Dataset rows =>

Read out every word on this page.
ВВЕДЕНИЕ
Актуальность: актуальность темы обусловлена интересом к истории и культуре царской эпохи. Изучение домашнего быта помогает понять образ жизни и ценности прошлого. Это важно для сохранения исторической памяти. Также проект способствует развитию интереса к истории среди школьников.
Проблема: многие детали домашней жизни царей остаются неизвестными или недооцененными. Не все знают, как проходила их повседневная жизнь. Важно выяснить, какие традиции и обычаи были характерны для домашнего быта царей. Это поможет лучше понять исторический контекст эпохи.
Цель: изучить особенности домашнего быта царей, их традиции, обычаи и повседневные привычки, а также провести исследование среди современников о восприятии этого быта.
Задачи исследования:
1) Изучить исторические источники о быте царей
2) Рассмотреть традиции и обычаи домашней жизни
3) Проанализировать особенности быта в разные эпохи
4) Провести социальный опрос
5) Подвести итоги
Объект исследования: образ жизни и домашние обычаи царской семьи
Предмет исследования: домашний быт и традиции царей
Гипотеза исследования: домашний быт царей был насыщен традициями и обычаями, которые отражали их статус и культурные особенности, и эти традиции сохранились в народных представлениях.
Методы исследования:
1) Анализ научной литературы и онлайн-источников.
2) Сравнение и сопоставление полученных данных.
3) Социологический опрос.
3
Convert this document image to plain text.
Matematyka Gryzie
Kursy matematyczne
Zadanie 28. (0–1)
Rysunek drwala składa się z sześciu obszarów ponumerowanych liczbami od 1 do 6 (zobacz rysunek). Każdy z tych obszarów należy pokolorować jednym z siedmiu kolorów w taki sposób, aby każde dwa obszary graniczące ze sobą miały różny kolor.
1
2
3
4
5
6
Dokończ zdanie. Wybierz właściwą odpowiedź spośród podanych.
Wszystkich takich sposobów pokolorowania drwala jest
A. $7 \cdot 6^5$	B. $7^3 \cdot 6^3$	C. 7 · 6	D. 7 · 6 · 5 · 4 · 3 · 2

Exercise prompt =>
Exactly how many lines of the listing above contain the string "традиции"? Give no more than the number.

Exercise result =>
5